What you need to do: Exactly as written, retype the lines that run from the line holding "Type out the text in this image." through the end of the records below. Do not include pictures.

Listed records:
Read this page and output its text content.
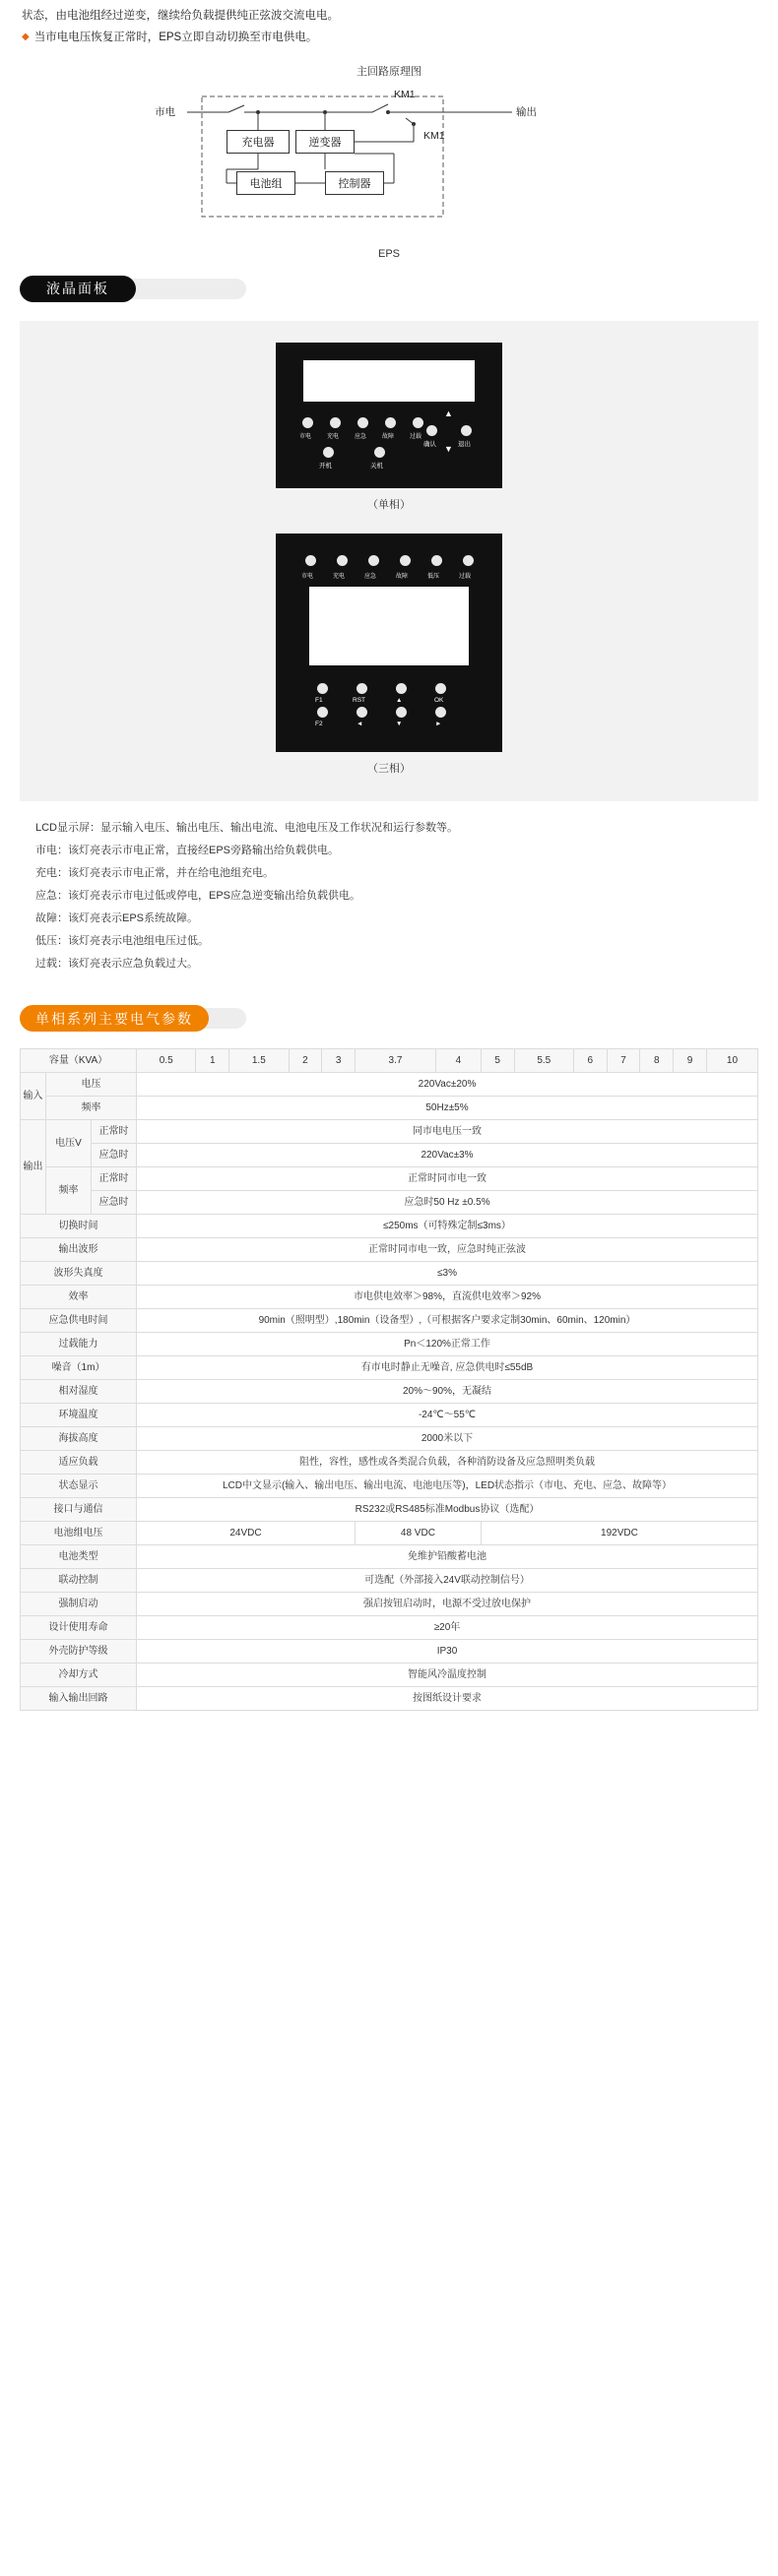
状态，由电池组经过逆变，继续给负载提供纯正弦波交流电电。
◆ 当市电电压恢复正常时，EPS立即自动切换至市电供电。
主回路原理图
市电	输出
KM1
KM1
充电器	逆变器
电池组	控制器
EPS
液晶面板
市电	充电	应急	故障	过载
▲
确认	退出
▼
开机	关机
（单相）
市电	充电	应急	故障	低压	过载
F1	RST	▲	OK
F2	◄	▼	►
（三相）
LCD显示屏：显示输入电压、输出电压、输出电流、电池电压及工作状况和运行参数等。
市电：该灯亮表示市电正常，直接经EPS旁路输出给负载供电。
充电：该灯亮表示市电正常，并在给电池组充电。
应急：该灯亮表示市电过低或停电，EPS应急逆变输出给负载供电。
故障：该灯亮表示EPS系统故障。
低压：该灯亮表示电池组电压过低。
过载：该灯亮表示应急负载过大。
单相系列主要电气参数
容量（KVA）			0.5	1	1.5	2	3	3.7	4	5	5.5	6	7	8	9	10
输入	电压		220Vac±20%													
	频率		50Hz±5%													
输出	电压V	正常时	同市电电压一致													
		应急时	220Vac±3%													
	频率	正常时	正常时同市电一致													
		应急时	应急时50 Hz ±0.5%													
切换时间			≤250ms（可特殊定制≤3ms）													
输出波形			正常时同市电一致，应急时纯正弦波													
波形失真度			≤3%													
效率			市电供电效率＞98%，直流供电效率＞92%													
应急供电时间			90min（照明型）,180min（设备型）,（可根据客户要求定制30min、60min、120min）													
过载能力			Pn＜120%正常工作													
噪音（1m）			有市电时静止无噪音, 应急供电时≤55dB													
相对湿度			20%～90%，无凝结													
环境温度			-24℃～55℃													
海拔高度			2000米以下													
适应负载			阻性，容性，感性或各类混合负载，各种消防设备及应急照明类负载													
状态显示			LCD中文显示(输入、输出电压、输出电流、电池电压等)，LED状态指示（市电、充电、应急、故障等）													
接口与通信			RS232或RS485标准Modbus协议（选配）													
电池组电压			24VDC					48 VDC		192VDC						
电池类型			免维护铅酸蓄电池													
联动控制			可选配（外部接入24V联动控制信号）													
强制启动			强启按钮启动时，电源不受过放电保护													
设计使用寿命			≥20年													
外壳防护等级			IP30													
冷却方式			智能风冷温度控制													
输入输出回路			按图纸设计要求													
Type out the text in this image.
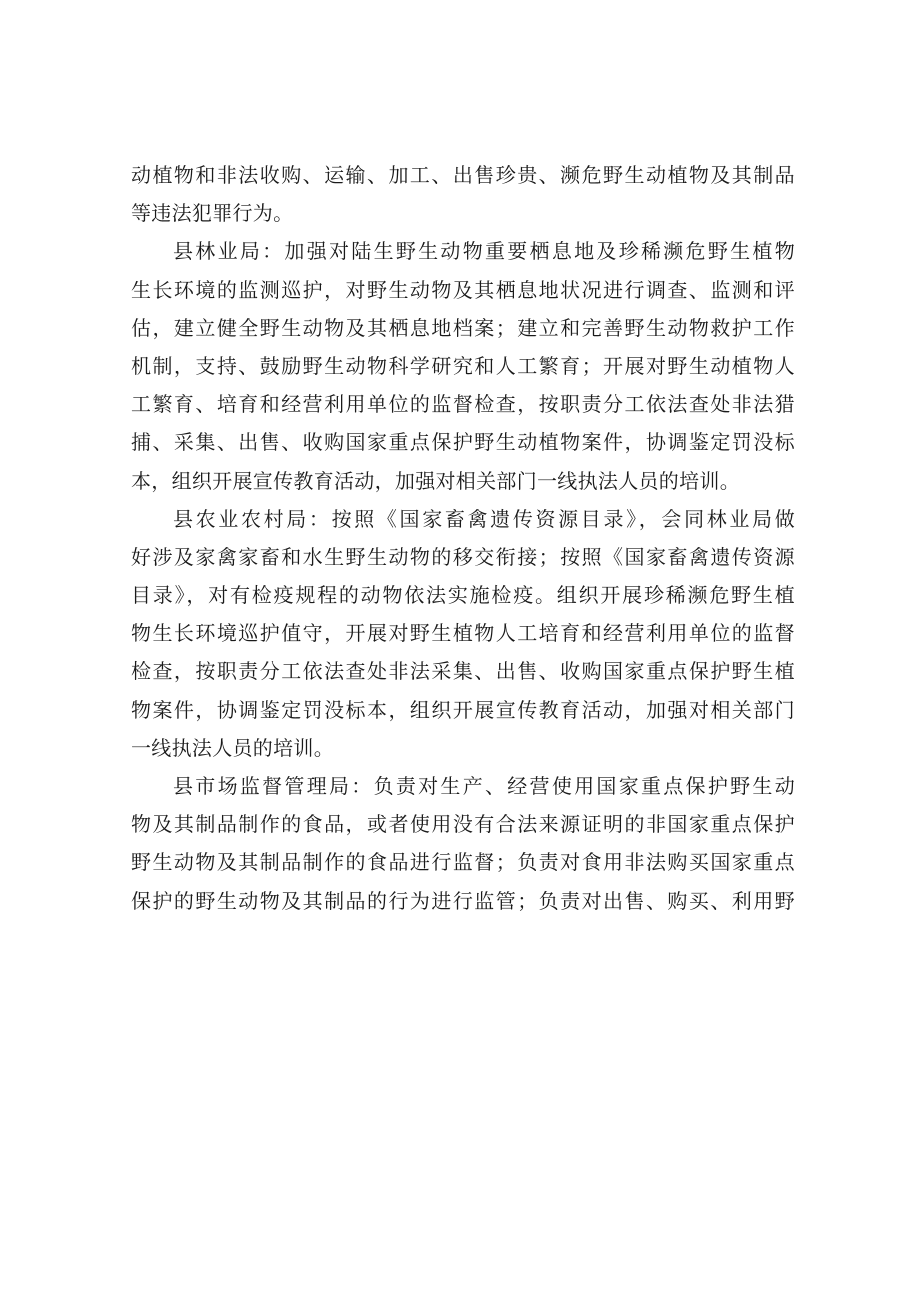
动植物和非法收购、运输、加工、出售珍贵、濒危野生动植物及其制品
等违法犯罪行为。
县林业局：加强对陆生野生动物重要栖息地及珍稀濒危野生植物
生长环境的监测巡护，对野生动物及其栖息地状况进行调查、监测和评
估，建立健全野生动物及其栖息地档案；建立和完善野生动物救护工作
机制，支持、鼓励野生动物科学研究和人工繁育；开展对野生动植物人
工繁育、培育和经营利用单位的监督检查，按职责分工依法查处非法猎
捕、采集、出售、收购国家重点保护野生动植物案件，协调鉴定罚没标
本，组织开展宣传教育活动，加强对相关部门一线执法人员的培训。
县农业农村局：按照《国家畜禽遗传资源目录》，会同林业局做
好涉及家禽家畜和水生野生动物的移交衔接；按照《国家畜禽遗传资源
目录》，对有检疫规程的动物依法实施检疫。组织开展珍稀濒危野生植
物生长环境巡护值守，开展对野生植物人工培育和经营利用单位的监督
检查，按职责分工依法查处非法采集、出售、收购国家重点保护野生植
物案件，协调鉴定罚没标本，组织开展宣传教育活动，加强对相关部门
一线执法人员的培训。
县市场监督管理局：负责对生产、经营使用国家重点保护野生动
物及其制品制作的食品，或者使用没有合法来源证明的非国家重点保护
野生动物及其制品制作的食品进行监督；负责对食用非法购买国家重点
保护的野生动物及其制品的行为进行监管；负责对出售、购买、利用野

Problem solution:
Type out the text in this image.
动植物和非法收购、运输、加工、出售珍贵、濒危野生动植物及其制品
等违法犯罪行为。
县林业局：加强对陆生野生动物重要栖息地及珍稀濒危野生植物
生长环境的监测巡护，对野生动物及其栖息地状况进行调查、监测和评
估，建立健全野生动物及其栖息地档案；建立和完善野生动物救护工作
机制，支持、鼓励野生动物科学研究和人工繁育；开展对野生动植物人
工繁育、培育和经营利用单位的监督检查，按职责分工依法查处非法猎
捕、采集、出售、收购国家重点保护野生动植物案件，协调鉴定罚没标
本，组织开展宣传教育活动，加强对相关部门一线执法人员的培训。
县农业农村局：按照《国家畜禽遗传资源目录》，会同林业局做
好涉及家禽家畜和水生野生动物的移交衔接；按照《国家畜禽遗传资源
目录》，对有检疫规程的动物依法实施检疫。组织开展珍稀濒危野生植
物生长环境巡护值守，开展对野生植物人工培育和经营利用单位的监督
检查，按职责分工依法查处非法采集、出售、收购国家重点保护野生植
物案件，协调鉴定罚没标本，组织开展宣传教育活动，加强对相关部门
一线执法人员的培训。
县市场监督管理局：负责对生产、经营使用国家重点保护野生动
物及其制品制作的食品，或者使用没有合法来源证明的非国家重点保护
野生动物及其制品制作的食品进行监督；负责对食用非法购买国家重点
保护的野生动物及其制品的行为进行监管；负责对出售、购买、利用野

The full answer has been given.